Entries from a dataset

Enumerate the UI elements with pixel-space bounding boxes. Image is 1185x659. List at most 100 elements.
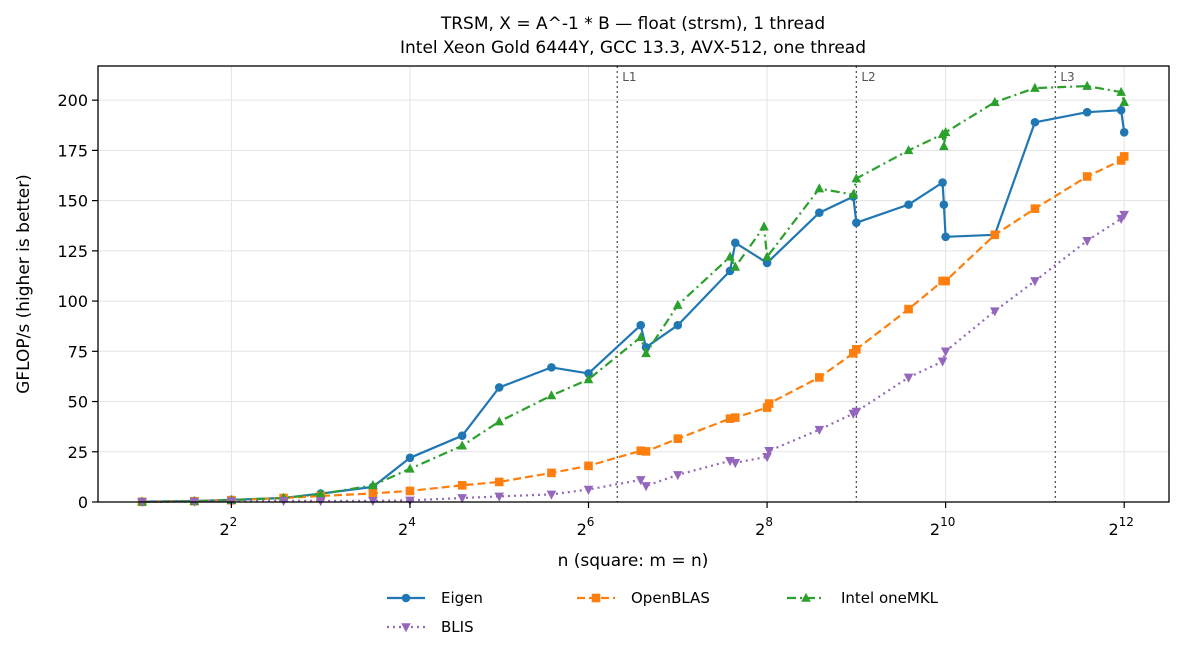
- data-point-blis: [494, 492, 505, 502]
- x-tick-exponent: 2: [230, 515, 238, 529]
- x-tick-exponent: 8: [765, 515, 773, 529]
- data-point-openblas: [941, 276, 950, 286]
- data-point-openblas: [764, 399, 774, 408]
- series-blis: [137, 210, 1129, 508]
- legend-item-intel-onemkl: Intel oneMKL: [787, 589, 939, 607]
- chart-title: TRSM, X = A^-1 * B — float (strsm), 1 th…: [440, 14, 825, 34]
- series-intel-onemkl: [137, 80, 1129, 506]
- data-point-intel-onemkl: [405, 463, 415, 473]
- data-point-eigen: [815, 208, 824, 217]
- series-line-blis: [142, 214, 1126, 503]
- data-point-openblas: [1082, 172, 1092, 181]
- data-point-intel-onemkl: [1082, 80, 1092, 90]
- data-point-openblas: [368, 489, 378, 498]
- cache-label-l1: L1: [622, 70, 636, 84]
- data-point-blis: [937, 357, 948, 367]
- data-point-intel-onemkl: [730, 261, 741, 271]
- data-point-eigen: [904, 200, 913, 209]
- data-point-openblas: [494, 477, 504, 487]
- data-point-intel-onemkl: [457, 440, 467, 450]
- data-point-blis: [940, 347, 951, 357]
- data-point-openblas: [852, 344, 861, 354]
- data-point-intel-onemkl: [939, 141, 949, 151]
- data-point-intel-onemkl: [1119, 96, 1129, 106]
- data-point-blis: [1119, 210, 1129, 220]
- x-tick-base: 2: [755, 520, 765, 539]
- x-tick-label: 24: [398, 515, 416, 539]
- y-tick-label: 25: [68, 443, 88, 462]
- x-tick-exponent: 10: [940, 515, 955, 529]
- series-eigen: [137, 105, 1129, 506]
- data-point-blis: [1082, 237, 1092, 247]
- data-point-intel-onemkl: [672, 299, 683, 309]
- data-point-blis: [903, 373, 914, 383]
- series-openblas: [137, 152, 1129, 507]
- cache-label-l2: L2: [861, 70, 875, 84]
- data-point-blis: [583, 485, 594, 495]
- data-point-blis: [635, 476, 646, 486]
- data-point-intel-onemkl: [940, 127, 951, 137]
- plot-frame: [97, 65, 1170, 503]
- data-point-openblas: [990, 230, 1000, 240]
- series-line-eigen: [142, 109, 1126, 503]
- data-point-intel-onemkl: [1030, 82, 1040, 92]
- legend-item-eigen: Eigen: [387, 589, 483, 607]
- data-point-eigen: [1116, 105, 1126, 115]
- legend: Eigen OpenBLAS Intel oneMKL BLIS: [387, 589, 939, 636]
- y-tick-label: 150: [57, 192, 88, 211]
- data-point-openblas: [1030, 204, 1040, 213]
- data-point-openblas: [641, 447, 651, 456]
- legend-item-blis: BLIS: [387, 618, 474, 636]
- x-tick-label: 28: [755, 515, 773, 539]
- legend-label: BLIS: [441, 618, 474, 636]
- data-point-intel-onemkl: [1116, 86, 1126, 96]
- x-tick-label: 210: [930, 515, 955, 539]
- data-point-intel-onemkl: [635, 331, 646, 342]
- data-point-blis: [546, 490, 557, 500]
- data-point-intel-onemkl: [759, 221, 769, 231]
- legend-swatch-marker: [801, 592, 811, 602]
- data-point-eigen: [730, 238, 740, 248]
- x-tick-exponent: 6: [587, 515, 595, 529]
- data-point-eigen: [852, 218, 861, 228]
- y-axis: 0 25 50 75 100 125 150 175 200: [57, 91, 98, 512]
- data-point-eigen: [938, 178, 947, 187]
- data-point-eigen: [584, 369, 593, 378]
- data-point-eigen: [494, 383, 504, 392]
- data-point-openblas: [673, 434, 683, 444]
- x-axis-title: n (square: m = n): [558, 551, 709, 571]
- data-point-openblas: [725, 414, 735, 423]
- x-tick-label: 212: [1108, 515, 1133, 539]
- y-tick-label: 75: [68, 342, 88, 361]
- data-point-blis: [641, 482, 651, 492]
- grid: [98, 66, 1169, 503]
- data-point-openblas: [636, 446, 646, 456]
- legend-swatch-marker: [401, 593, 411, 603]
- y-tick-label: 125: [57, 242, 88, 261]
- data-point-eigen: [405, 453, 415, 463]
- data-point-intel-onemkl: [583, 374, 594, 384]
- data-point-eigen: [1119, 128, 1129, 137]
- series-line-openblas: [142, 155, 1126, 503]
- data-point-eigen: [1082, 107, 1092, 117]
- data-point-intel-onemkl: [762, 251, 772, 261]
- data-point-intel-onemkl: [851, 173, 862, 183]
- data-point-eigen: [762, 258, 772, 268]
- data-point-intel-onemkl: [315, 488, 326, 498]
- data-point-eigen: [939, 200, 949, 209]
- data-point-intel-onemkl: [546, 390, 557, 400]
- data-point-eigen: [941, 232, 950, 242]
- data-point-eigen: [673, 320, 683, 330]
- data-point-blis: [1030, 277, 1040, 287]
- cache-label-l3: L3: [1060, 70, 1074, 84]
- data-point-intel-onemkl: [641, 348, 651, 358]
- data-point-intel-onemkl: [903, 145, 914, 155]
- x-tick-base: 2: [219, 520, 229, 539]
- data-point-eigen: [547, 363, 556, 372]
- x-tick-base: 2: [930, 520, 940, 539]
- data-point-blis: [405, 496, 415, 506]
- data-point-blis: [990, 307, 1000, 317]
- data-point-openblas: [730, 413, 740, 422]
- y-tick-label: 50: [68, 393, 88, 412]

#### Directions:
Reproduce the data above, substituting "marker-blis" for each occurrence of "data-point-blis" and leaving everything else unchanged. Omit the pictures from the reproduction.

#### Solution to the problem:
Enumerate the UI elements with pixel-space bounding boxes. Image is 1185x659. List at most 100 elements.
- marker-blis: [494, 492, 505, 502]
- x-tick-exponent: 2: [230, 515, 238, 529]
- x-tick-exponent: 8: [765, 515, 773, 529]
- data-point-openblas: [941, 276, 950, 286]
- data-point-openblas: [764, 399, 774, 408]
- series-blis: [137, 210, 1129, 508]
- legend-item-intel-onemkl: Intel oneMKL: [787, 589, 939, 607]
- chart-title: TRSM, X = A^-1 * B — float (strsm), 1 th…: [440, 14, 825, 34]
- series-intel-onemkl: [137, 80, 1129, 506]
- data-point-intel-onemkl: [405, 463, 415, 473]
- data-point-eigen: [815, 208, 824, 217]
- series-line-blis: [142, 214, 1126, 503]
- data-point-openblas: [1082, 172, 1092, 181]
- data-point-intel-onemkl: [1082, 80, 1092, 90]
- data-point-openblas: [368, 489, 378, 498]
- cache-label-l1: L1: [622, 70, 636, 84]
- marker-blis: [937, 357, 948, 367]
- data-point-intel-onemkl: [730, 261, 741, 271]
- data-point-eigen: [904, 200, 913, 209]
- data-point-openblas: [494, 477, 504, 487]
- data-point-intel-onemkl: [457, 440, 467, 450]
- marker-blis: [940, 347, 951, 357]
- data-point-openblas: [852, 344, 861, 354]
- data-point-intel-onemkl: [939, 141, 949, 151]
- data-point-intel-onemkl: [1119, 96, 1129, 106]
- marker-blis: [1119, 210, 1129, 220]
- x-tick-base: 2: [755, 520, 765, 539]
- x-tick-label: 24: [398, 515, 416, 539]
- y-tick-label: 25: [68, 443, 88, 462]
- x-tick-exponent: 10: [940, 515, 955, 529]
- series-eigen: [137, 105, 1129, 506]
- marker-blis: [1082, 237, 1092, 247]
- data-point-intel-onemkl: [672, 299, 683, 309]
- marker-blis: [903, 373, 914, 383]
- series-openblas: [137, 152, 1129, 507]
- cache-label-l2: L2: [861, 70, 875, 84]
- marker-blis: [583, 485, 594, 495]
- marker-blis: [635, 476, 646, 486]
- data-point-intel-onemkl: [940, 127, 951, 137]
- plot-frame: [97, 65, 1170, 503]
- data-point-openblas: [990, 230, 1000, 240]
- series-line-eigen: [142, 109, 1126, 503]
- data-point-intel-onemkl: [1030, 82, 1040, 92]
- legend-item-eigen: Eigen: [387, 589, 483, 607]
- data-point-eigen: [1116, 105, 1126, 115]
- legend: Eigen OpenBLAS Intel oneMKL BLIS: [387, 589, 939, 636]
- y-tick-label: 150: [57, 192, 88, 211]
- data-point-openblas: [1030, 204, 1040, 213]
- data-point-openblas: [641, 447, 651, 456]
- legend-item-blis: BLIS: [387, 618, 474, 636]
- x-tick-label: 28: [755, 515, 773, 539]
- legend-label: BLIS: [441, 618, 474, 636]
- data-point-intel-onemkl: [1116, 86, 1126, 96]
- x-tick-label: 210: [930, 515, 955, 539]
- data-point-intel-onemkl: [635, 331, 646, 342]
- marker-blis: [546, 490, 557, 500]
- data-point-intel-onemkl: [759, 221, 769, 231]
- legend-swatch-marker: [801, 592, 811, 602]
- data-point-eigen: [730, 238, 740, 248]
- x-tick-exponent: 6: [587, 515, 595, 529]
- data-point-eigen: [852, 218, 861, 228]
- y-axis: 0 25 50 75 100 125 150 175 200: [57, 91, 98, 512]
- data-point-eigen: [938, 178, 947, 187]
- data-point-eigen: [584, 369, 593, 378]
- data-point-eigen: [494, 383, 504, 392]
- data-point-openblas: [673, 434, 683, 444]
- x-axis-title: n (square: m = n): [558, 551, 709, 571]
- data-point-openblas: [725, 414, 735, 423]
- x-tick-label: 212: [1108, 515, 1133, 539]
- y-tick-label: 75: [68, 342, 88, 361]
- marker-blis: [641, 482, 651, 492]
- grid: [98, 66, 1169, 503]
- data-point-openblas: [636, 446, 646, 456]
- legend-swatch-marker: [401, 593, 411, 603]
- y-tick-label: 125: [57, 242, 88, 261]
- data-point-eigen: [405, 453, 415, 463]
- data-point-intel-onemkl: [583, 374, 594, 384]
- data-point-eigen: [1119, 128, 1129, 137]
- series-line-openblas: [142, 155, 1126, 503]
- data-point-eigen: [1082, 107, 1092, 117]
- data-point-intel-onemkl: [762, 251, 772, 261]
- data-point-intel-onemkl: [851, 173, 862, 183]
- data-point-eigen: [762, 258, 772, 268]
- data-point-intel-onemkl: [315, 488, 326, 498]
- data-point-eigen: [939, 200, 949, 209]
- data-point-intel-onemkl: [546, 390, 557, 400]
- data-point-eigen: [941, 232, 950, 242]
- data-point-eigen: [673, 320, 683, 330]
- marker-blis: [1030, 277, 1040, 287]
- cache-label-l3: L3: [1060, 70, 1074, 84]
- data-point-intel-onemkl: [641, 348, 651, 358]
- data-point-intel-onemkl: [903, 145, 914, 155]
- x-tick-base: 2: [219, 520, 229, 539]
- data-point-eigen: [547, 363, 556, 372]
- x-tick-base: 2: [930, 520, 940, 539]
- marker-blis: [405, 496, 415, 506]
- marker-blis: [990, 307, 1000, 317]
- data-point-openblas: [730, 413, 740, 422]
- y-tick-label: 50: [68, 393, 88, 412]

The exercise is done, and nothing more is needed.